§ Collected data:

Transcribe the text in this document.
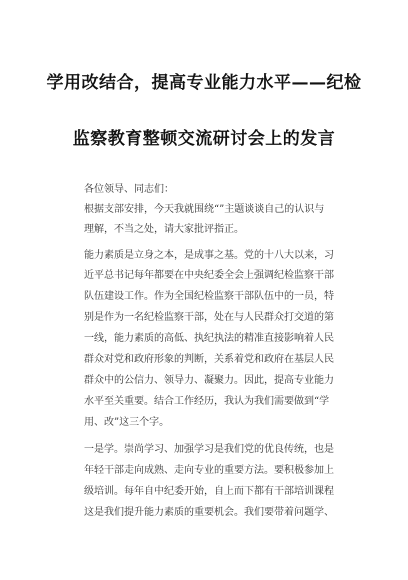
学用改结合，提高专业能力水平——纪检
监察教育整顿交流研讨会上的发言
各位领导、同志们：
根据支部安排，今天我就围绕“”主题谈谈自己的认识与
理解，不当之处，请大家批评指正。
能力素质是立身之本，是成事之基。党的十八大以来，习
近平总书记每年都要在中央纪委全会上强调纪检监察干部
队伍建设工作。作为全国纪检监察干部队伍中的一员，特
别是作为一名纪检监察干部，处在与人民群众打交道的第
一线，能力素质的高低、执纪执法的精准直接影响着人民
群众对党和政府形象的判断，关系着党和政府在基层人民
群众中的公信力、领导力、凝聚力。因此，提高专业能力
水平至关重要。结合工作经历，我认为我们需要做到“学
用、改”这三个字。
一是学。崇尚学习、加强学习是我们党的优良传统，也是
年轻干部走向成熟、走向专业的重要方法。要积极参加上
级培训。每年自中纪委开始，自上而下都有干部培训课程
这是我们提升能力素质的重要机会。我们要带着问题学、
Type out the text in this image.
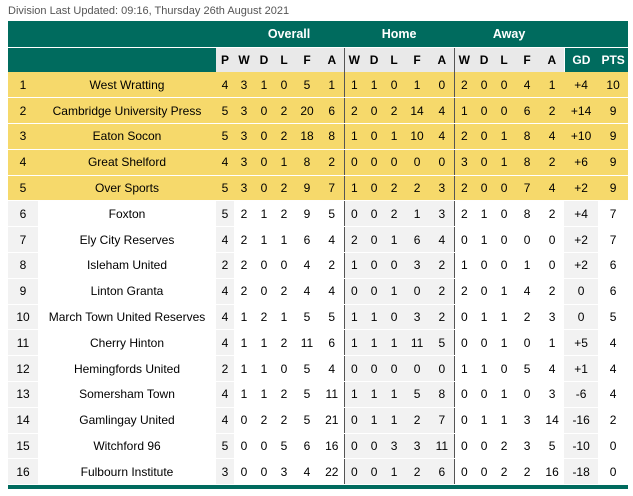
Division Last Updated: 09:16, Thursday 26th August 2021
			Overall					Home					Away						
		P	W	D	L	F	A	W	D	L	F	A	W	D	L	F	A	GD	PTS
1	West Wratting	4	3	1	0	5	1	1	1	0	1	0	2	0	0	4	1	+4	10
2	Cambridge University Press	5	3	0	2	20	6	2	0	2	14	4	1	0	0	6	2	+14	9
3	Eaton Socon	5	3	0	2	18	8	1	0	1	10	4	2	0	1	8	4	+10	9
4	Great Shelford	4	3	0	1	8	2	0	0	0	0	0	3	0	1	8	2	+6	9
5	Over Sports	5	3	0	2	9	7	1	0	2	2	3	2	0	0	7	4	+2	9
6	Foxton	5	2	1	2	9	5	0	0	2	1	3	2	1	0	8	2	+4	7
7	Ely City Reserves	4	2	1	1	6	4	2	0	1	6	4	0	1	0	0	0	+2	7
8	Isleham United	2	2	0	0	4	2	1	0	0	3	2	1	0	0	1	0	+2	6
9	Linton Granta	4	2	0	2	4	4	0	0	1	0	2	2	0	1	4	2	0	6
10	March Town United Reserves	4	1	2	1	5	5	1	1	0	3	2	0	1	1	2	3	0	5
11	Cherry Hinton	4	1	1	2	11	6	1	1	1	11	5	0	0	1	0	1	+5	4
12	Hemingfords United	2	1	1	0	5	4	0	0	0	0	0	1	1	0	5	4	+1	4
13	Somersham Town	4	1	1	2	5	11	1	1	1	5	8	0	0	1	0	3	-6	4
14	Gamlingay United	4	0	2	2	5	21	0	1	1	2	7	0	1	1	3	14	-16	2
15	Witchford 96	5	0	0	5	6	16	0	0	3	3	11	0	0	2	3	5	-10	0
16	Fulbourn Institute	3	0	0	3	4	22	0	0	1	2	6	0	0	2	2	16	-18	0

§ AIM OF THE EXERCISE: List each line of the records that holds the string "text".

§ RESULT OF THE EXERCISE:
Transcribe the text in this document.
Type out the text in this image.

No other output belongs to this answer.